#### OBJECTIVE:
Keep only the lines that hold the string "image", filtering out the rest of the entries below.

#### EXTRACTED ENTRIES:
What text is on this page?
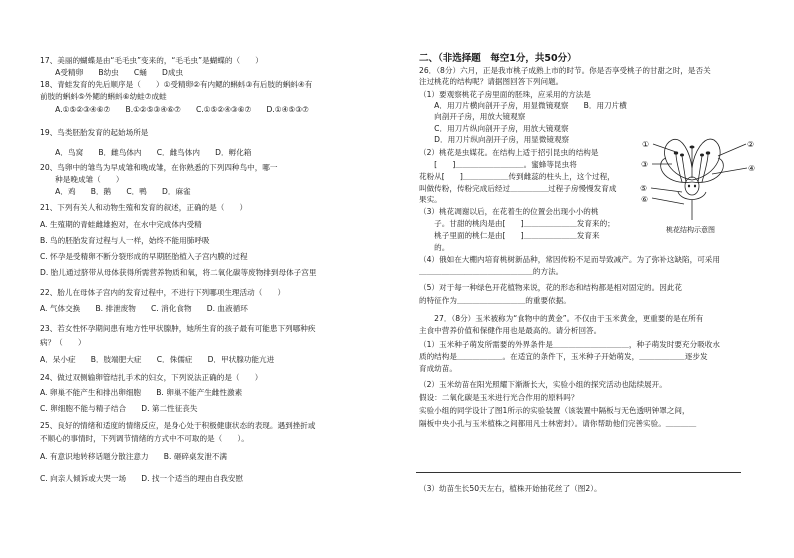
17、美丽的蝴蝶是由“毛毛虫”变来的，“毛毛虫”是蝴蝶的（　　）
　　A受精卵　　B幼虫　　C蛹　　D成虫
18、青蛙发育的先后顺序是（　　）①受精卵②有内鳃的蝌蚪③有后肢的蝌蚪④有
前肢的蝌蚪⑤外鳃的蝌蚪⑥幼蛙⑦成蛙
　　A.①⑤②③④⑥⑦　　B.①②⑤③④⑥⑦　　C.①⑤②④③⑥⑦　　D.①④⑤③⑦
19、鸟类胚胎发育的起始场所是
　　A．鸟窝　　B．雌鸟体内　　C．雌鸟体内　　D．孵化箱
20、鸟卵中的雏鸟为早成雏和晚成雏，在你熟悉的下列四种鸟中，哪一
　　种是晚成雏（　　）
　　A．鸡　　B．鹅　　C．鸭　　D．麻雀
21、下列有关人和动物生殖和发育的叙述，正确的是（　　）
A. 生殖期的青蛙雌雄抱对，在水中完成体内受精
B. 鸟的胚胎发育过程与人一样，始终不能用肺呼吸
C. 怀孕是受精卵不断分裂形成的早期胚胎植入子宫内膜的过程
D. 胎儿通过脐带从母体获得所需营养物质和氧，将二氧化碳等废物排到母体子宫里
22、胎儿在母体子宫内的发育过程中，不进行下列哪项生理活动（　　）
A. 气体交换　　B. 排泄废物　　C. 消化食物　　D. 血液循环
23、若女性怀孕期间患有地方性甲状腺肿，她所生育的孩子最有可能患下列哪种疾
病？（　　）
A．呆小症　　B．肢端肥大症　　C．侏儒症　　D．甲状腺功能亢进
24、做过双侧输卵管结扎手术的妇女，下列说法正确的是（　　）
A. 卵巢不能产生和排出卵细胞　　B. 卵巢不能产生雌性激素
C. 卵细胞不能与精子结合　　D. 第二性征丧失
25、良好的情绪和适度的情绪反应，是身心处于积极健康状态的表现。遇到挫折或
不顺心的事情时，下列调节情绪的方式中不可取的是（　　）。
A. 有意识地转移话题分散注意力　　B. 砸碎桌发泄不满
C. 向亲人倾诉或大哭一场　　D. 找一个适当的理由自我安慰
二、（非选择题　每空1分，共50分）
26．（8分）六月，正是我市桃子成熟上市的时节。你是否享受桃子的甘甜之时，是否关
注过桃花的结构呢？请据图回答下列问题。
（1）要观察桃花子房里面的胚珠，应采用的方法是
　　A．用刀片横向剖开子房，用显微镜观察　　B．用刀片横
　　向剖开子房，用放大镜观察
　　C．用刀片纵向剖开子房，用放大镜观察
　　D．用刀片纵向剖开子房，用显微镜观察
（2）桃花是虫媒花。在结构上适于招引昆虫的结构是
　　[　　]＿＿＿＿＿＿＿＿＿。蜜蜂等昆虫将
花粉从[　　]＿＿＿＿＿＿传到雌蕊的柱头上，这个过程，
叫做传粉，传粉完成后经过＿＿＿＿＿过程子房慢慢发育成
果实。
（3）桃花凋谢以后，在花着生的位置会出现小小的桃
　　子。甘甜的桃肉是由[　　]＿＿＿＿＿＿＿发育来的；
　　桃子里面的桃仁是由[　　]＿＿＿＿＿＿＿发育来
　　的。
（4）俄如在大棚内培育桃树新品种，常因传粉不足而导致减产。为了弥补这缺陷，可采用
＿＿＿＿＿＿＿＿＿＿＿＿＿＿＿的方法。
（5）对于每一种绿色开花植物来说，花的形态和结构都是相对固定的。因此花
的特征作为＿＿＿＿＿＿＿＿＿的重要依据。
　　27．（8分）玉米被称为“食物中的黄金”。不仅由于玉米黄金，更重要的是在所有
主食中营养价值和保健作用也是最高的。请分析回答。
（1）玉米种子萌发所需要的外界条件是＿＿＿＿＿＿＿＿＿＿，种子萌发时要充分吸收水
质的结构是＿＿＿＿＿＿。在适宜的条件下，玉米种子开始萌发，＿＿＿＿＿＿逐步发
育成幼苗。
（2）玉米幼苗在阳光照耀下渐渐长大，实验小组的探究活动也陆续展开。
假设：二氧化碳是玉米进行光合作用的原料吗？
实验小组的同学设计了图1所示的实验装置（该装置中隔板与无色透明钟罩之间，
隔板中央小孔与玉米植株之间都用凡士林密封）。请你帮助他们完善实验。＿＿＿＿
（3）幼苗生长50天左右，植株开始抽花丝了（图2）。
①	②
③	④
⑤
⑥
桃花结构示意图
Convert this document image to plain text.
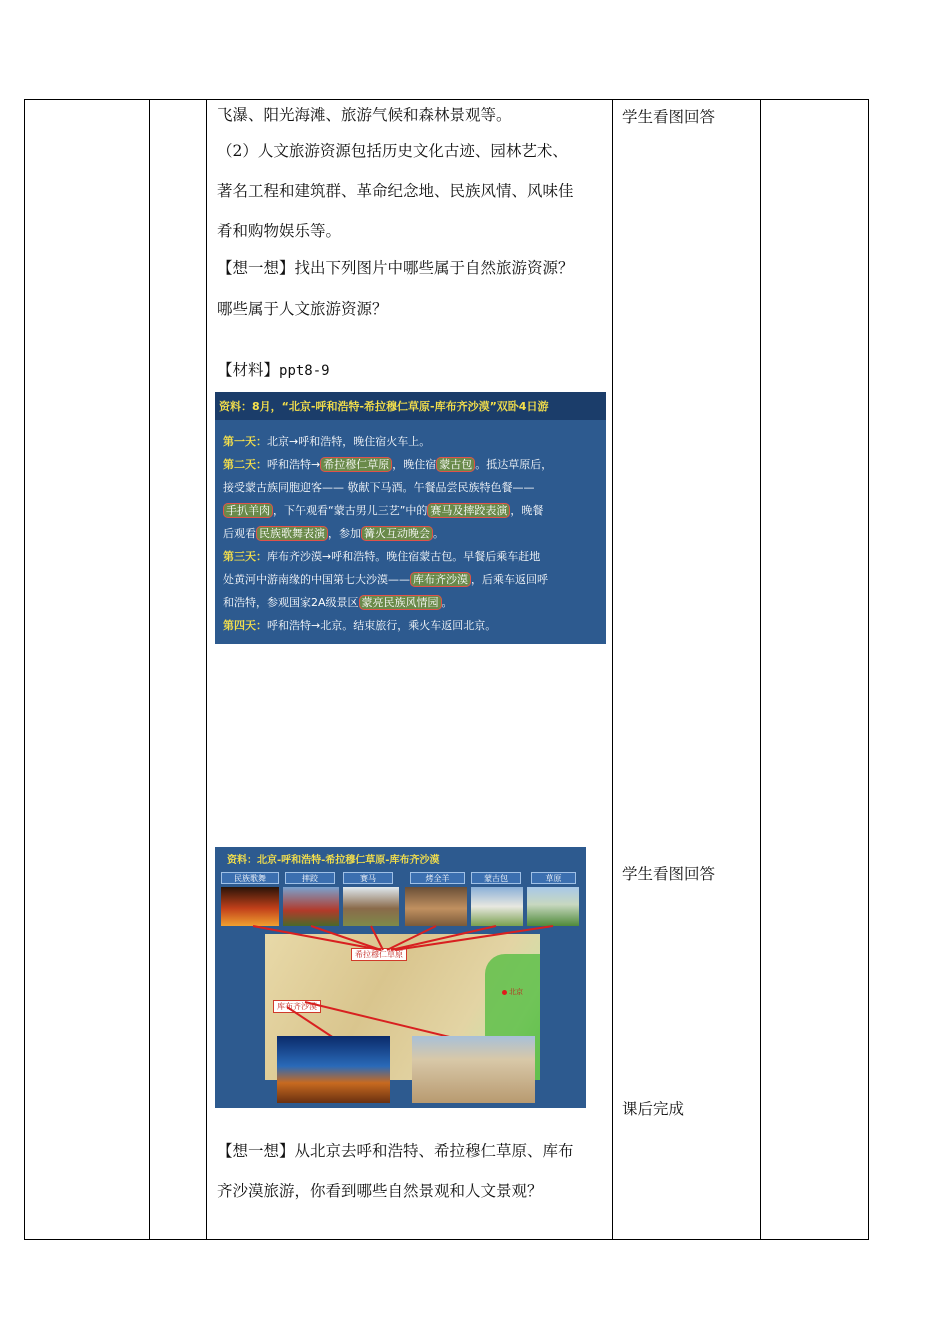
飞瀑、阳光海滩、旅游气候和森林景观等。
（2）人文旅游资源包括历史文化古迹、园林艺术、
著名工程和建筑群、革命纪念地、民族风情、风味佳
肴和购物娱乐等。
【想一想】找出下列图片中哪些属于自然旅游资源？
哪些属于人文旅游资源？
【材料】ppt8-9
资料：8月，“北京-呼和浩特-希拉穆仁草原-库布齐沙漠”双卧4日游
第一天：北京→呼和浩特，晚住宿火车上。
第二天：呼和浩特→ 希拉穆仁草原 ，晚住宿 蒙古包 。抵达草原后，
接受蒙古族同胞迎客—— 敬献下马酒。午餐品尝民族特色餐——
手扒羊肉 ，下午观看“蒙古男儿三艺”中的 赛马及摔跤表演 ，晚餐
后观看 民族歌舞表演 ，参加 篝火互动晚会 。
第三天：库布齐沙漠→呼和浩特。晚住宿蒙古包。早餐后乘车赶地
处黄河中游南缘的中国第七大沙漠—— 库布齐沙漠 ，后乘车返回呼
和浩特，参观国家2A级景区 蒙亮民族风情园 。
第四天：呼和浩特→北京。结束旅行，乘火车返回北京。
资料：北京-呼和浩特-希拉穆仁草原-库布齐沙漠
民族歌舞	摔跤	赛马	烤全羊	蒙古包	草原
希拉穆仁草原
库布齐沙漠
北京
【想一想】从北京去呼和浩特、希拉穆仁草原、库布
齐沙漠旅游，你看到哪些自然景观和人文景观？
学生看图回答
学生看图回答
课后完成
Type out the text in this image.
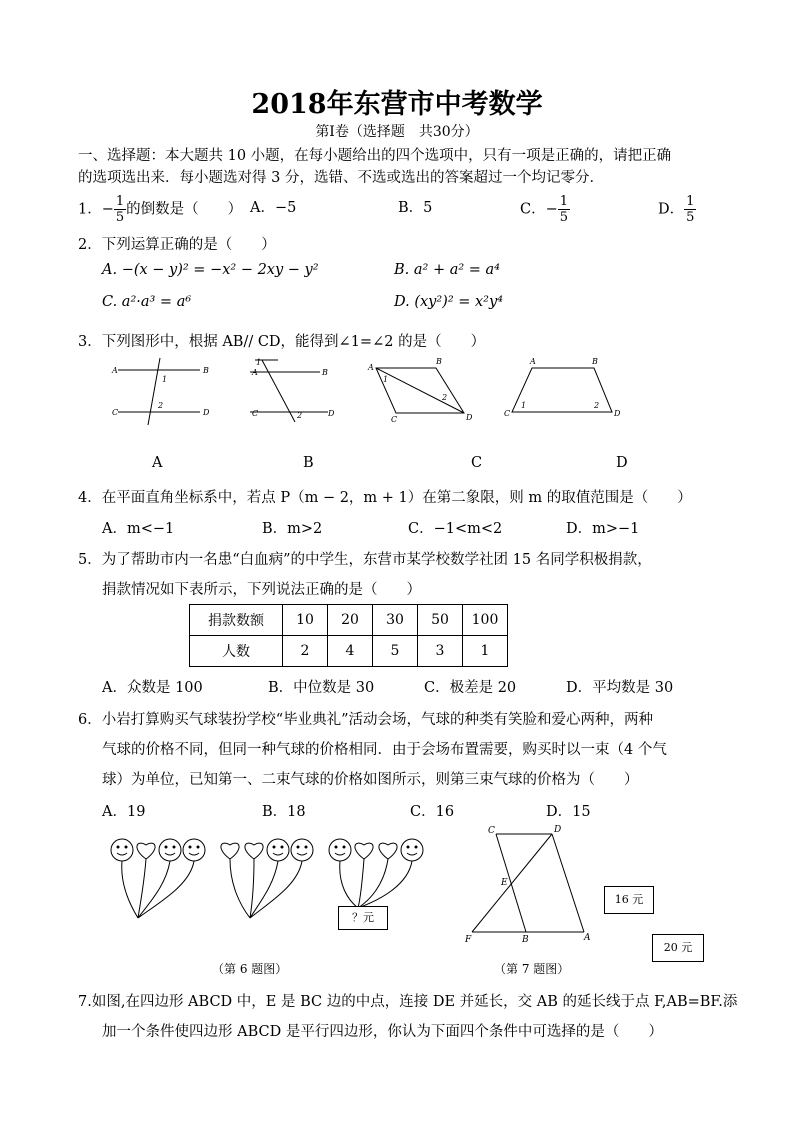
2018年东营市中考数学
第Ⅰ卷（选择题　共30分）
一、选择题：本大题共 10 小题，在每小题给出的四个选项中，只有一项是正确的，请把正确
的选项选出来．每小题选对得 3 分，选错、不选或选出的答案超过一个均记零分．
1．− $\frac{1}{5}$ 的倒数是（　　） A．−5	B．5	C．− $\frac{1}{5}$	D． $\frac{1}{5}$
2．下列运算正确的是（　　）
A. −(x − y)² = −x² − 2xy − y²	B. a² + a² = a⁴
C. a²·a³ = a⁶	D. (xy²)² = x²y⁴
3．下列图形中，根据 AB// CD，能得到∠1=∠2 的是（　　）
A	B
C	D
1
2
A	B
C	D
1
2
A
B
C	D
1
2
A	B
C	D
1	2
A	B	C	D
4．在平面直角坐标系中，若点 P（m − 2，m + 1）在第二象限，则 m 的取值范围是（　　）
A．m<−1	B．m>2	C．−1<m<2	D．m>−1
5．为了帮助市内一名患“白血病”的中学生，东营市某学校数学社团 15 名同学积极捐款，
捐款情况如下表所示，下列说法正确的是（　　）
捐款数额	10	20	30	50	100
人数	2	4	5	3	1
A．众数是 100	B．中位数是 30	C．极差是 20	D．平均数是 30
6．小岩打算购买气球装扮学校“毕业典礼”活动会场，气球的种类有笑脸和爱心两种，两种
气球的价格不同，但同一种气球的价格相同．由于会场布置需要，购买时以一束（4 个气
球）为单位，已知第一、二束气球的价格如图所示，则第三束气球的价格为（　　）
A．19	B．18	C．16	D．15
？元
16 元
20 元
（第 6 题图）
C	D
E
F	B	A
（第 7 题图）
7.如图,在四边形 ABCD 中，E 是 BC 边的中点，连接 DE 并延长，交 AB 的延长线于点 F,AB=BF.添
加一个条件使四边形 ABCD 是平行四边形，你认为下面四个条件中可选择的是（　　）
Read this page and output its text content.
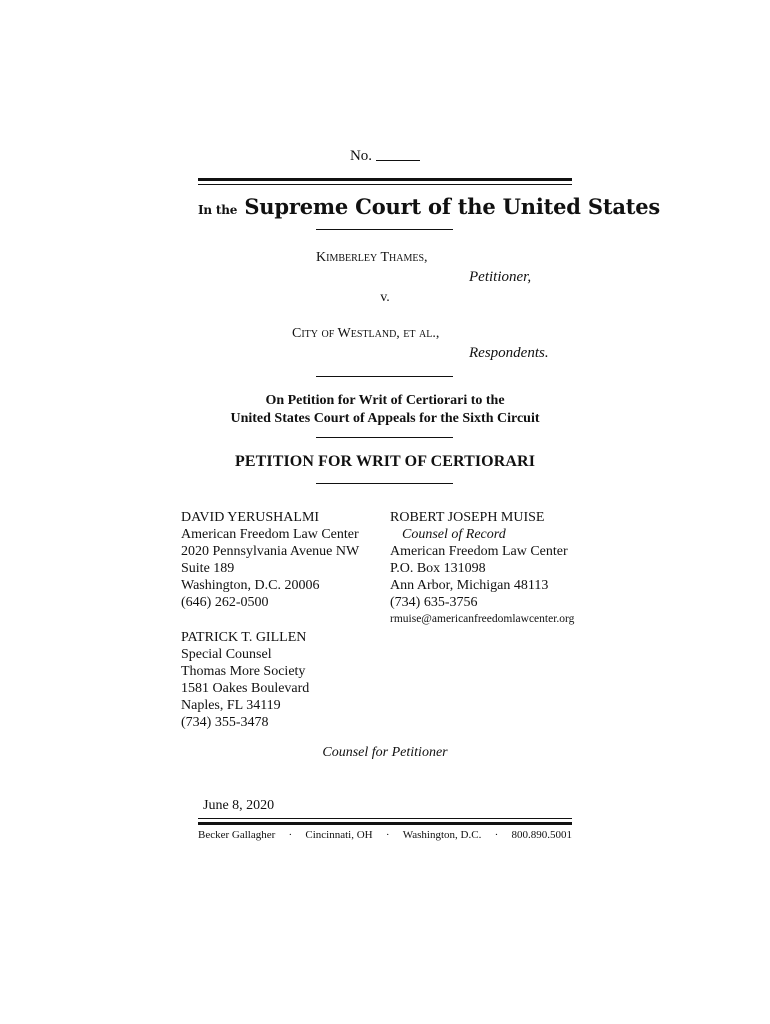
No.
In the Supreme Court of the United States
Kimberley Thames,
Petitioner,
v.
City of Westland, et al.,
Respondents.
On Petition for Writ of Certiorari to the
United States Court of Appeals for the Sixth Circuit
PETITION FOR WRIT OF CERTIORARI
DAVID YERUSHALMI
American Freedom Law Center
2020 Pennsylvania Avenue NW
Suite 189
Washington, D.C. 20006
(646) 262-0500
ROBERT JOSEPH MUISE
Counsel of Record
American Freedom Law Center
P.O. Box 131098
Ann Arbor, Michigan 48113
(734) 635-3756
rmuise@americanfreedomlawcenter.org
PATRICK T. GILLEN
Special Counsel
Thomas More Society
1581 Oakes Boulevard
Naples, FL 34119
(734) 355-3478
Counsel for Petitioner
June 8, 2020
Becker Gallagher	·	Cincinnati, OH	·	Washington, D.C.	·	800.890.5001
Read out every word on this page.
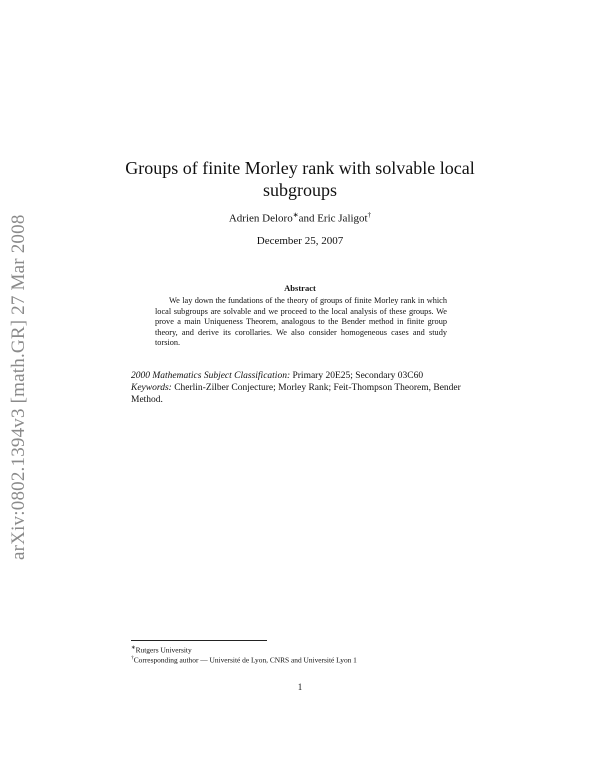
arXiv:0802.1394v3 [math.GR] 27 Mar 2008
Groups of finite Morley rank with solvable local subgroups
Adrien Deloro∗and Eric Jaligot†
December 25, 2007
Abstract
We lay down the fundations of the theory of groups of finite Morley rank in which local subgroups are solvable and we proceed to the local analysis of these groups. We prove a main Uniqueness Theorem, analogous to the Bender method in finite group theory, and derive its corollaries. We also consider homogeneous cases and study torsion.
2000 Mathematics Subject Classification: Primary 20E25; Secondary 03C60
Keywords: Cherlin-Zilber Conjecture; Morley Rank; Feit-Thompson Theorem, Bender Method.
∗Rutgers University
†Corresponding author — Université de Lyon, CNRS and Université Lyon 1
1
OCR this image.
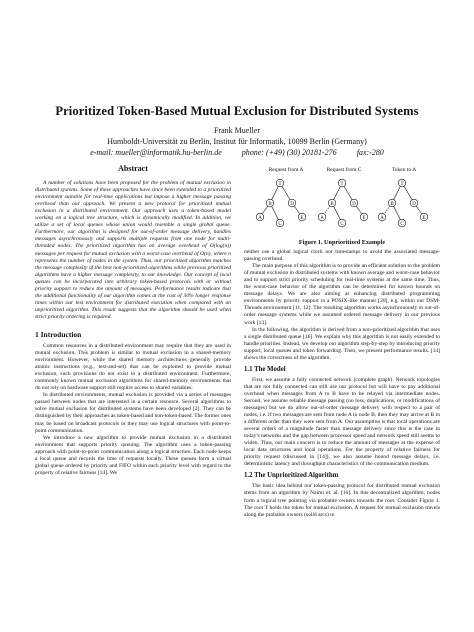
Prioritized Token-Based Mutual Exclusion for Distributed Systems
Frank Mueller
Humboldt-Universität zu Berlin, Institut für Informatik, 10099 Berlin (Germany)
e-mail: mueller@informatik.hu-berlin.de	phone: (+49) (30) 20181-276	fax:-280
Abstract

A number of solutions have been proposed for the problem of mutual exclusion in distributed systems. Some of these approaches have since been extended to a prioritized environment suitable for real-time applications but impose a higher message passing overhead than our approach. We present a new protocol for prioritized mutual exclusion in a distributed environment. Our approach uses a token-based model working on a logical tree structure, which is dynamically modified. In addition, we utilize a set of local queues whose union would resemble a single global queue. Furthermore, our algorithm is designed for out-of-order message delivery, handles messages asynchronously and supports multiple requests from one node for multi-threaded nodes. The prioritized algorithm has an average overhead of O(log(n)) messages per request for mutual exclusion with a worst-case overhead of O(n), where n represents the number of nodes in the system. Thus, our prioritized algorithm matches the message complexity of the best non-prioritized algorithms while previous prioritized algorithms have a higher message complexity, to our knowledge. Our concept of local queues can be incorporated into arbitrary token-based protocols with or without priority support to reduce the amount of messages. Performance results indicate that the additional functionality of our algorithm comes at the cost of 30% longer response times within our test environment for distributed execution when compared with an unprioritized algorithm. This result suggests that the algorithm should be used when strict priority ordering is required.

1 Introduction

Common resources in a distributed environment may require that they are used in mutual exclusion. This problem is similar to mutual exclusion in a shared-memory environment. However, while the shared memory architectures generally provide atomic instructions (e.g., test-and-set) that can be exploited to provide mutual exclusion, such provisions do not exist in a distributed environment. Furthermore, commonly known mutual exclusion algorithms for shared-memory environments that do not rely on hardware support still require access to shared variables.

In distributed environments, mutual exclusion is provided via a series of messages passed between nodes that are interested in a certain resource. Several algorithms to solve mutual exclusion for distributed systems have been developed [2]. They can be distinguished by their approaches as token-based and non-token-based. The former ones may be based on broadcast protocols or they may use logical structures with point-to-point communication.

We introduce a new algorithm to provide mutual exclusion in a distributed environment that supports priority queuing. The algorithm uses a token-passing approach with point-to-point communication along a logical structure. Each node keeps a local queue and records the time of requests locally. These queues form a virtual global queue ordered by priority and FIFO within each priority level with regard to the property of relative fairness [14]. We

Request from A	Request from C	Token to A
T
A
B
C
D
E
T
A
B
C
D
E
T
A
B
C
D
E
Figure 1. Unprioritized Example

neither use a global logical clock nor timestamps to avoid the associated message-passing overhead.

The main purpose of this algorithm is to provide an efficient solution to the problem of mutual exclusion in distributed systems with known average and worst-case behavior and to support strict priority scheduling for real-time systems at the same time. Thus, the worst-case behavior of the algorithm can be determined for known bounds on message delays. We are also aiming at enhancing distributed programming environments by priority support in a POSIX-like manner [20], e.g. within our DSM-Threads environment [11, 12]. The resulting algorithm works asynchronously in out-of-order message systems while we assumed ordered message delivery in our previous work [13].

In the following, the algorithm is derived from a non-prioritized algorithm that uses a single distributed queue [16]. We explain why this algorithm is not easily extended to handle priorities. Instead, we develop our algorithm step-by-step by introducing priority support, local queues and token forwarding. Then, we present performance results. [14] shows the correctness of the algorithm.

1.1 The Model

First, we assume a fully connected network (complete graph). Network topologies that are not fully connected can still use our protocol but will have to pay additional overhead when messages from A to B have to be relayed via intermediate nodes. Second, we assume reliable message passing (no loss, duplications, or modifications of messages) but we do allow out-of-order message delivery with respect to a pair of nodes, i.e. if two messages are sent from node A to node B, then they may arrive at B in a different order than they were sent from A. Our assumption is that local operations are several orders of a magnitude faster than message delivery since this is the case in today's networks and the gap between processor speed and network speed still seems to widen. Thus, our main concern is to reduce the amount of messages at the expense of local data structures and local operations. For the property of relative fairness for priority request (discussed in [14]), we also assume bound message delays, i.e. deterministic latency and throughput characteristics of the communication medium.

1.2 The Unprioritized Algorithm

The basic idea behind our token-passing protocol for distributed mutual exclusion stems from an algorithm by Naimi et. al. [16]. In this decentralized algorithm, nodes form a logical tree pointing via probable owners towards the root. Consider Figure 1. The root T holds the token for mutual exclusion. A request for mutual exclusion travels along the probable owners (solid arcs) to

#### SOLUTION:
Convert this document image to plain text.
Type out the text in this image.
OCR this image.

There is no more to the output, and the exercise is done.